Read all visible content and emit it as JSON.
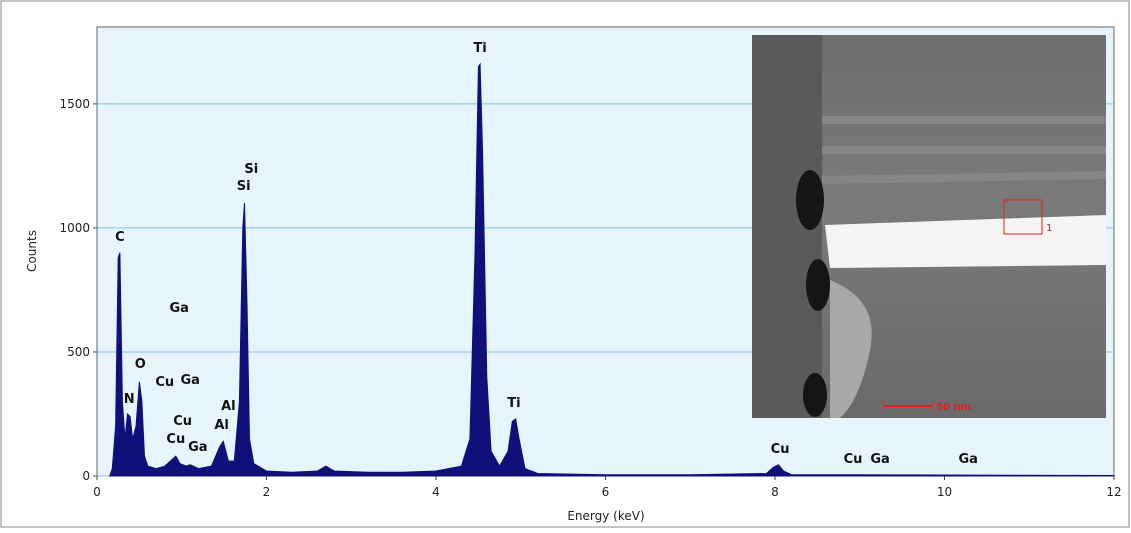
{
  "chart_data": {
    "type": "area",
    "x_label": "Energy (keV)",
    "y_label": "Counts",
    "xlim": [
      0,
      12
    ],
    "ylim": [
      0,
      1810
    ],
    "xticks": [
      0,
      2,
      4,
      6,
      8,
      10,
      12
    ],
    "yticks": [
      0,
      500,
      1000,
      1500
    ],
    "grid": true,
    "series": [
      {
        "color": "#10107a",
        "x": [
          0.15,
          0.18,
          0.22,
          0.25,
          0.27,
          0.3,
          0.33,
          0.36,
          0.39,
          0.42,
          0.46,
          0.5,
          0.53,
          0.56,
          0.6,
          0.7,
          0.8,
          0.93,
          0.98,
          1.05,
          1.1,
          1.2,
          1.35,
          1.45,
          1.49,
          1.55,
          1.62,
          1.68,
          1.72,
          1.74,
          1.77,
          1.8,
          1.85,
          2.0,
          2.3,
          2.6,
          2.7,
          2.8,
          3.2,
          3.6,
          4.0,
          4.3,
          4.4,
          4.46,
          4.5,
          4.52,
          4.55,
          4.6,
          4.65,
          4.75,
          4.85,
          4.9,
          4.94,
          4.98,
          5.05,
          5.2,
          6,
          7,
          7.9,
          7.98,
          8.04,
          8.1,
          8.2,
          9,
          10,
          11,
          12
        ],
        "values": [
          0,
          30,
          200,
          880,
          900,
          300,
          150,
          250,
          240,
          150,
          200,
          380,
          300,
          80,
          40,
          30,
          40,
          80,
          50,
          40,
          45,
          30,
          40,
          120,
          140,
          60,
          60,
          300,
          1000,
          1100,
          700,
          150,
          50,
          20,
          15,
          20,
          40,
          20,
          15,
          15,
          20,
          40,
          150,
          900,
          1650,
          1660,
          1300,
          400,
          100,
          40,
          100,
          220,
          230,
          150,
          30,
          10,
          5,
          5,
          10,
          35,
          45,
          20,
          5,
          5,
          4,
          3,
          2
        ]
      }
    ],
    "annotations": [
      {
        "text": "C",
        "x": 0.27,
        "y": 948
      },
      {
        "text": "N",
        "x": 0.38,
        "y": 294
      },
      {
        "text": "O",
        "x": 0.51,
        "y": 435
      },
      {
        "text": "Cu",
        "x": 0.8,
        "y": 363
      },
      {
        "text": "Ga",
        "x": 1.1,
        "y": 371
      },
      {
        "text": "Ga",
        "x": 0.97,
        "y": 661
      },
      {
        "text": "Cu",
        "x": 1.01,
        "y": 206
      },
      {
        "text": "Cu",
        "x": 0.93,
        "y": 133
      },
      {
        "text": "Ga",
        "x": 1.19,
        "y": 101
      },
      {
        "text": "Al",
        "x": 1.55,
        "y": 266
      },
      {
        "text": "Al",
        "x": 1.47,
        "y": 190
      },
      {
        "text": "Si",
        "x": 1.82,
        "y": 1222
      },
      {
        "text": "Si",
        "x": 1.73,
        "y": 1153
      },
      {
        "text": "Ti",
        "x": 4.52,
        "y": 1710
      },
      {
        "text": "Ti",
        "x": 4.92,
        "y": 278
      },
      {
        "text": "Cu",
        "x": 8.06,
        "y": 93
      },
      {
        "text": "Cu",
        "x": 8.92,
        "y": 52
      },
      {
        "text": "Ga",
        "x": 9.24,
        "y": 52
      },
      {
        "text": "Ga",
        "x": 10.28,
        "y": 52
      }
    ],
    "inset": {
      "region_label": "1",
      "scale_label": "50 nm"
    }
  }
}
·····
### SHORT EXERCISE
Copy the material above exactly and drop the pictures.

### SOLUTION
Read all visible content and emit it as JSON.
{
  "chart_data": {
    "type": "area",
    "x_label": "Energy (keV)",
    "y_label": "Counts",
    "xlim": [
      0,
      12
    ],
    "ylim": [
      0,
      1810
    ],
    "xticks": [
      0,
      2,
      4,
      6,
      8,
      10,
      12
    ],
    "yticks": [
      0,
      500,
      1000,
      1500
    ],
    "grid": true,
    "series": [
      {
        "color": "#10107a",
        "x": [
          0.15,
          0.18,
          0.22,
          0.25,
          0.27,
          0.3,
          0.33,
          0.36,
          0.39,
          0.42,
          0.46,
          0.5,
          0.53,
          0.56,
          0.6,
          0.7,
          0.8,
          0.93,
          0.98,
          1.05,
          1.1,
          1.2,
          1.35,
          1.45,
          1.49,
          1.55,
          1.62,
          1.68,
          1.72,
          1.74,
          1.77,
          1.8,
          1.85,
          2.0,
          2.3,
          2.6,
          2.7,
          2.8,
          3.2,
          3.6,
          4.0,
          4.3,
          4.4,
          4.46,
          4.5,
          4.52,
          4.55,
          4.6,
          4.65,
          4.75,
          4.85,
          4.9,
          4.94,
          4.98,
          5.05,
          5.2,
          6,
          7,
          7.9,
          7.98,
          8.04,
          8.1,
          8.2,
          9,
          10,
          11,
          12
        ],
        "values": [
          0,
          30,
          200,
          880,
          900,
          300,
          150,
          250,
          240,
          150,
          200,
          380,
          300,
          80,
          40,
          30,
          40,
          80,
          50,
          40,
          45,
          30,
          40,
          120,
          140,
          60,
          60,
          300,
          1000,
          1100,
          700,
          150,
          50,
          20,
          15,
          20,
          40,
          20,
          15,
          15,
          20,
          40,
          150,
          900,
          1650,
          1660,
          1300,
          400,
          100,
          40,
          100,
          220,
          230,
          150,
          30,
          10,
          5,
          5,
          10,
          35,
          45,
          20,
          5,
          5,
          4,
          3,
          2
        ]
      }
    ],
    "annotations": [
      {
        "text": "C",
        "x": 0.27,
        "y": 948
      },
      {
        "text": "N",
        "x": 0.38,
        "y": 294
      },
      {
        "text": "O",
        "x": 0.51,
        "y": 435
      },
      {
        "text": "Cu",
        "x": 0.8,
        "y": 363
      },
      {
        "text": "Ga",
        "x": 1.1,
        "y": 371
      },
      {
        "text": "Ga",
        "x": 0.97,
        "y": 661
      },
      {
        "text": "Cu",
        "x": 1.01,
        "y": 206
      },
      {
        "text": "Cu",
        "x": 0.93,
        "y": 133
      },
      {
        "text": "Ga",
        "x": 1.19,
        "y": 101
      },
      {
        "text": "Al",
        "x": 1.55,
        "y": 266
      },
      {
        "text": "Al",
        "x": 1.47,
        "y": 190
      },
      {
        "text": "Si",
        "x": 1.82,
        "y": 1222
      },
      {
        "text": "Si",
        "x": 1.73,
        "y": 1153
      },
      {
        "text": "Ti",
        "x": 4.52,
        "y": 1710
      },
      {
        "text": "Ti",
        "x": 4.92,
        "y": 278
      },
      {
        "text": "Cu",
        "x": 8.06,
        "y": 93
      },
      {
        "text": "Cu",
        "x": 8.92,
        "y": 52
      },
      {
        "text": "Ga",
        "x": 9.24,
        "y": 52
      },
      {
        "text": "Ga",
        "x": 10.28,
        "y": 52
      }
    ],
    "inset": {
      "region_label": "1",
      "scale_label": "50 nm"
    }
  }
}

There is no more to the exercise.